Work required: Starting at the line that holds "What does this", restate every line word for word up to and including the last one in the listing below, and omit all pictures.

---------- Material to process ----------

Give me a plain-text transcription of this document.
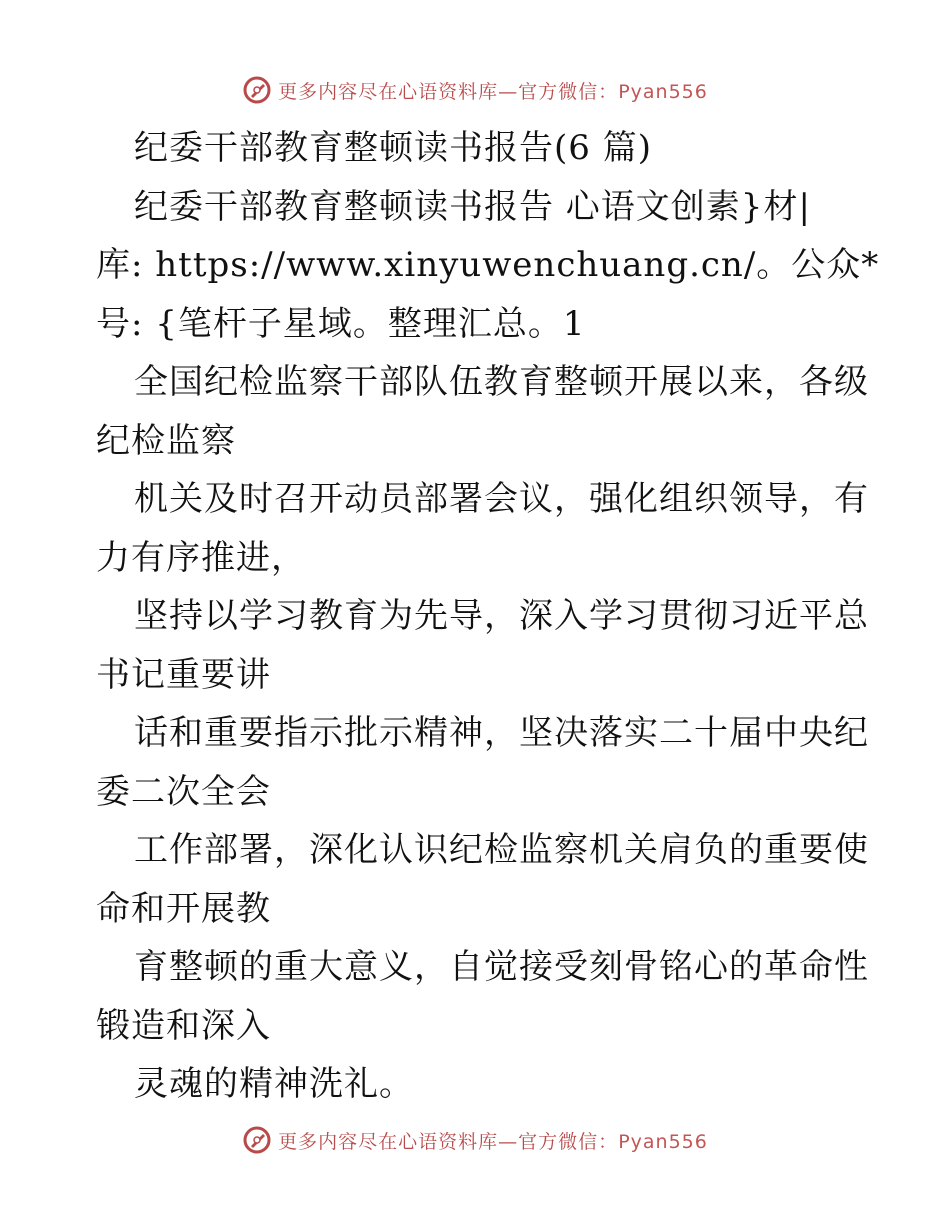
更多内容尽在心语资料库—官方微信：Pyan556

纪委干部教育整顿读书报告(6 篇)

纪委干部教育整顿读书报告 心语文创素}材|

库: https://www.xinyuwenchuang.cn/。公众*

号: {笔杆子星域。整理汇总。1

全国纪检监察干部队伍教育整顿开展以来，各级

纪检监察

机关及时召开动员部署会议，强化组织领导，有

力有序推进，

坚持以学习教育为先导，深入学习贯彻习近平总

书记重要讲

话和重要指示批示精神，坚决落实二十届中央纪

委二次全会

工作部署，深化认识纪检监察机关肩负的重要使

命和开展教

育整顿的重大意义，自觉接受刻骨铭心的革命性

锻造和深入

灵魂的精神洗礼。

更多内容尽在心语资料库—官方微信：Pyan556
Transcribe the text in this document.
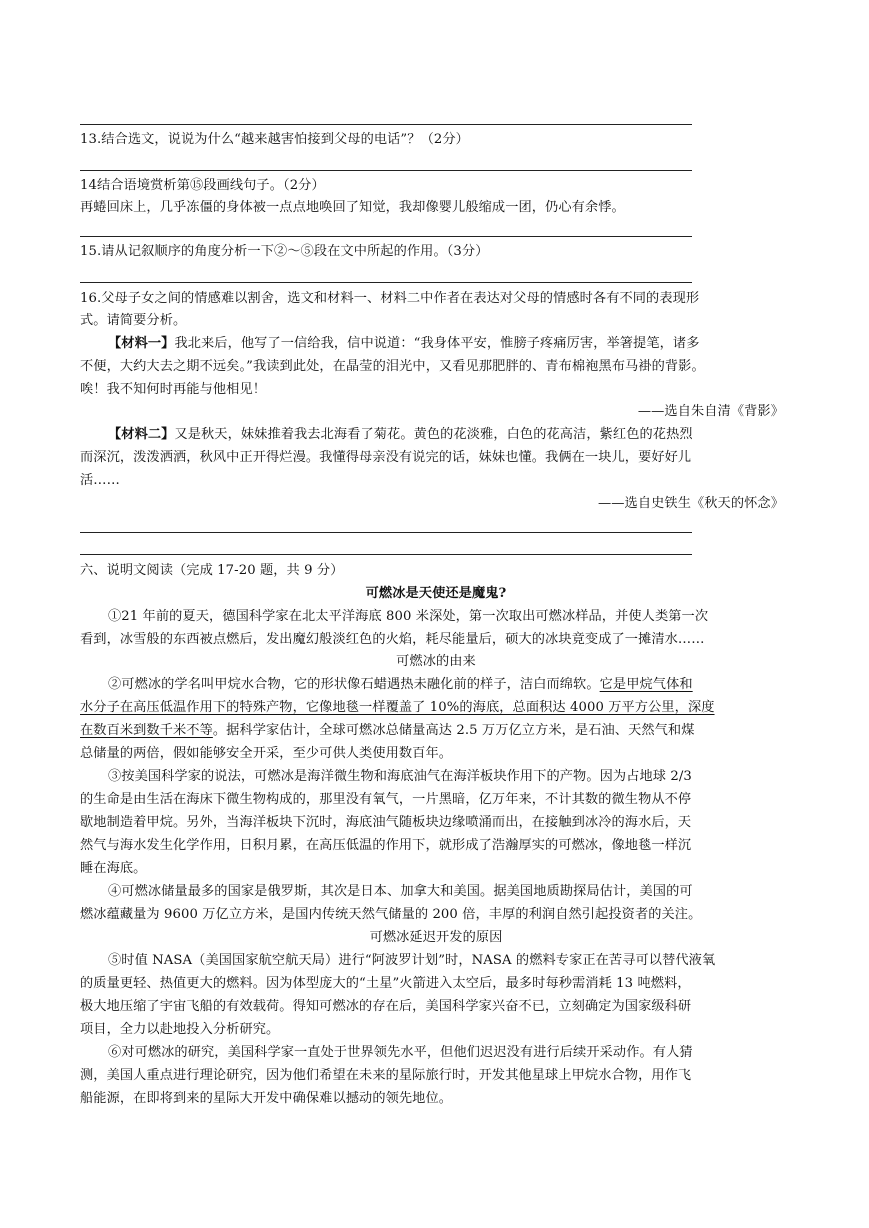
13.结合选文，说说为什么“越来越害怕接到父母的电话”？（2分）
14结合语境赏析第⑮段画线句子。（2分）
再蜷回床上，几乎冻僵的身体被一点点地唤回了知觉，我却像婴儿般缩成一团，仍心有余悸。
15.请从记叙顺序的角度分析一下②～⑤段在文中所起的作用。（3分）
16.父母子女之间的情感难以割舍，选文和材料一、材料二中作者在表达对父母的情感时各有不同的表现形
式。请简要分析。
【材料一】我北来后，他写了一信给我，信中说道：“我身体平安，惟膀子疼痛厉害，举箸提笔，诸多
不便，大约大去之期不远矣。”我读到此处，在晶莹的泪光中，又看见那肥胖的、青布棉袍黑布马褂的背影。
唉！我不知何时再能与他相见！
——选自朱自清《背影》
【材料二】又是秋天，妹妹推着我去北海看了菊花。黄色的花淡雅，白色的花高洁，紫红色的花热烈
而深沉，泼泼洒洒，秋风中正开得烂漫。我懂得母亲没有说完的话，妹妹也懂。我俩在一块儿，要好好儿
活……
——选自史铁生《秋天的怀念》
六、说明文阅读（完成 17-20 题，共 9 分）
可燃冰是天使还是魔鬼?
①21 年前的夏天，德国科学家在北太平洋海底 800 米深处，第一次取出可燃冰样品，并使人类第一次
看到，冰雪般的东西被点燃后，发出魔幻般淡红色的火焰，耗尽能量后，硕大的冰块竟变成了一摊清水……
可燃冰的由来
②可燃冰的学名叫甲烷水合物，它的形状像石蜡遇热未融化前的样子，洁白而绵软。它是甲烷气体和
水分子在高压低温作用下的特殊产物，它像地毯一样覆盖了 10%的海底，总面积达 4000 万平方公里，深度
在数百米到数千米不等。据科学家估计，全球可燃冰总储量高达 2.5 万万亿立方米，是石油、天然气和煤
总储量的两倍，假如能够安全开采，至少可供人类使用数百年。
③按美国科学家的说法，可燃冰是海洋微生物和海底油气在海洋板块作用下的产物。因为占地球 2/3
的生命是由生活在海床下微生物构成的，那里没有氧气，一片黑暗，亿万年来，不计其数的微生物从不停
歇地制造着甲烷。另外，当海洋板块下沉时，海底油气随板块边缘喷涌而出，在接触到冰冷的海水后，天
然气与海水发生化学作用，日积月累，在高压低温的作用下，就形成了浩瀚厚实的可燃冰，像地毯一样沉
睡在海底。
④可燃冰储量最多的国家是俄罗斯，其次是日本、加拿大和美国。据美国地质勘探局估计，美国的可
燃冰蕴藏量为 9600 万亿立方米，是国内传统天然气储量的 200 倍，丰厚的利润自然引起投资者的关注。
可燃冰延迟开发的原因
⑤时值 NASA（美国国家航空航天局）进行“阿波罗计划”时，NASA 的燃料专家正在苦寻可以替代液氧
的质量更轻、热值更大的燃料。因为体型庞大的“土星”火箭进入太空后，最多时每秒需消耗 13 吨燃料，
极大地压缩了宇宙飞船的有效载荷。得知可燃冰的存在后，美国科学家兴奋不已，立刻确定为国家级科研
项目，全力以赴地投入分析研究。
⑥对可燃冰的研究，美国科学家一直处于世界领先水平，但他们迟迟没有进行后续开采动作。有人猜
测，美国人重点进行理论研究，因为他们希望在未来的星际旅行时，开发其他星球上甲烷水合物，用作飞
船能源，在即将到来的星际大开发中确保难以撼动的领先地位。
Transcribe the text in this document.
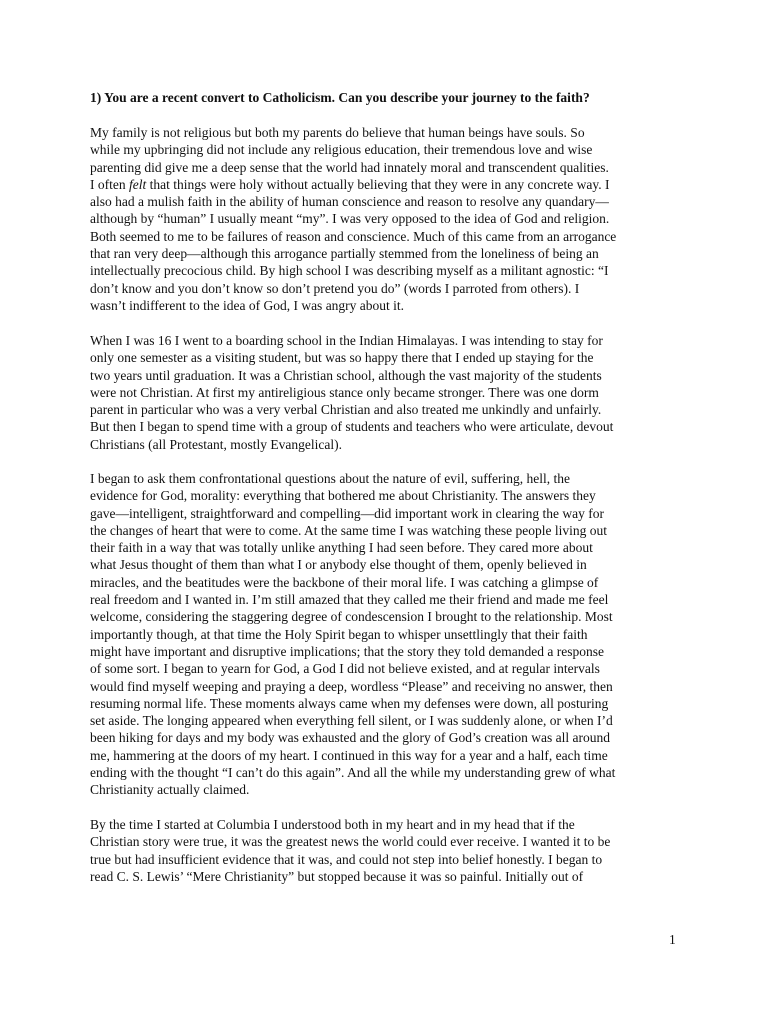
1) You are a recent convert to Catholicism. Can you describe your journey to the faith?
My family is not religious but both my parents do believe that human beings have souls. So
while my upbringing did not include any religious education, their tremendous love and wise
parenting did give me a deep sense that the world had innately moral and transcendent qualities.
I often felt that things were holy without actually believing that they were in any concrete way. I
also had a mulish faith in the ability of human conscience and reason to resolve any quandary—
although by “human” I usually meant “my”. I was very opposed to the idea of God and religion.
Both seemed to me to be failures of reason and conscience. Much of this came from an arrogance
that ran very deep—although this arrogance partially stemmed from the loneliness of being an
intellectually precocious child. By high school I was describing myself as a militant agnostic: “I
don’t know and you don’t know so don’t pretend you do” (words I parroted from others). I
wasn’t indifferent to the idea of God, I was angry about it.
When I was 16 I went to a boarding school in the Indian Himalayas. I was intending to stay for
only one semester as a visiting student, but was so happy there that I ended up staying for the
two years until graduation. It was a Christian school, although the vast majority of the students
were not Christian. At first my antireligious stance only became stronger. There was one dorm
parent in particular who was a very verbal Christian and also treated me unkindly and unfairly.
But then I began to spend time with a group of students and teachers who were articulate, devout
Christians (all Protestant, mostly Evangelical).
I began to ask them confrontational questions about the nature of evil, suffering, hell, the
evidence for God, morality: everything that bothered me about Christianity. The answers they
gave—intelligent, straightforward and compelling—did important work in clearing the way for
the changes of heart that were to come. At the same time I was watching these people living out
their faith in a way that was totally unlike anything I had seen before. They cared more about
what Jesus thought of them than what I or anybody else thought of them, openly believed in
miracles, and the beatitudes were the backbone of their moral life. I was catching a glimpse of
real freedom and I wanted in. I’m still amazed that they called me their friend and made me feel
welcome, considering the staggering degree of condescension I brought to the relationship. Most
importantly though, at that time the Holy Spirit began to whisper unsettlingly that their faith
might have important and disruptive implications; that the story they told demanded a response
of some sort. I began to yearn for God, a God I did not believe existed, and at regular intervals
would find myself weeping and praying a deep, wordless “Please” and receiving no answer, then
resuming normal life. These moments always came when my defenses were down, all posturing
set aside. The longing appeared when everything fell silent, or I was suddenly alone, or when I’d
been hiking for days and my body was exhausted and the glory of God’s creation was all around
me, hammering at the doors of my heart. I continued in this way for a year and a half, each time
ending with the thought “I can’t do this again”. And all the while my understanding grew of what
Christianity actually claimed.
By the time I started at Columbia I understood both in my heart and in my head that if the
Christian story were true, it was the greatest news the world could ever receive. I wanted it to be
true but had insufficient evidence that it was, and could not step into belief honestly. I began to
read C. S. Lewis’ “Mere Christianity” but stopped because it was so painful. Initially out of
1
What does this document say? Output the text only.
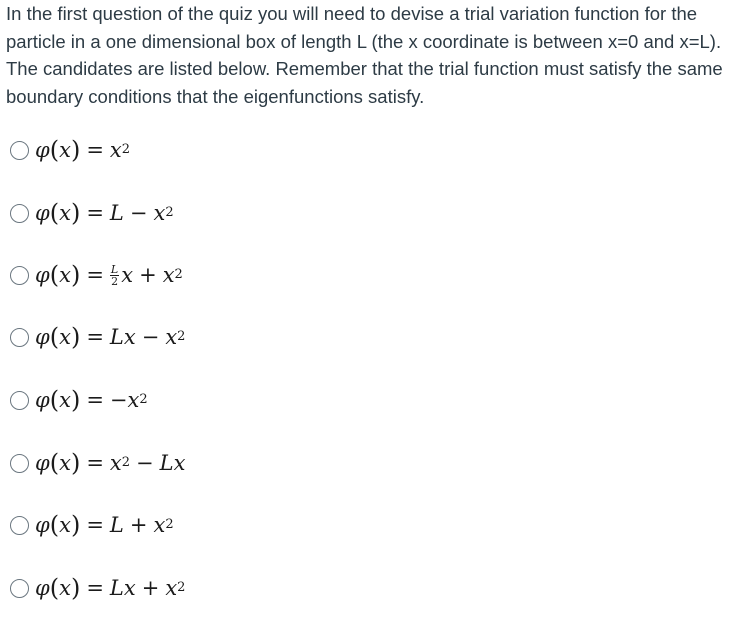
In the first question of the quiz you will need to devise a trial variation function for the particle in a one dimensional box of length L (the x coordinate is between x=0 and x=L). The candidates are listed below. Remember that the trial function must satisfy the same boundary conditions that the eigenfunctions satisfy.

φ ( x ) = x 2
φ ( x ) = L − x 2
φ ( x ) = $\frac{L}{2}$ x + x 2
φ ( x ) = L x − x 2
φ ( x ) = − x 2
φ ( x ) = x 2 − L x
φ ( x ) = L + x 2
φ ( x ) = L x + x 2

----------

Expected answer:
What does this document say? Output the text only.
In the first question of the quiz you will need to devise a trial variation function for the particle in a one dimensional box of length L (the x coordinate is between x=0 and x=L). The candidates are listed below. Remember that the trial function must satisfy the same boundary conditions that the eigenfunctions satisfy.

φ ( x ) = x 2
φ ( x ) = L − x 2
φ ( x ) = $\frac{L}{2}$ x + x 2
φ ( x ) = L x − x 2
φ ( x ) = − x 2
φ ( x ) = x 2 − L x
φ ( x ) = L + x 2
φ ( x ) = L x + x 2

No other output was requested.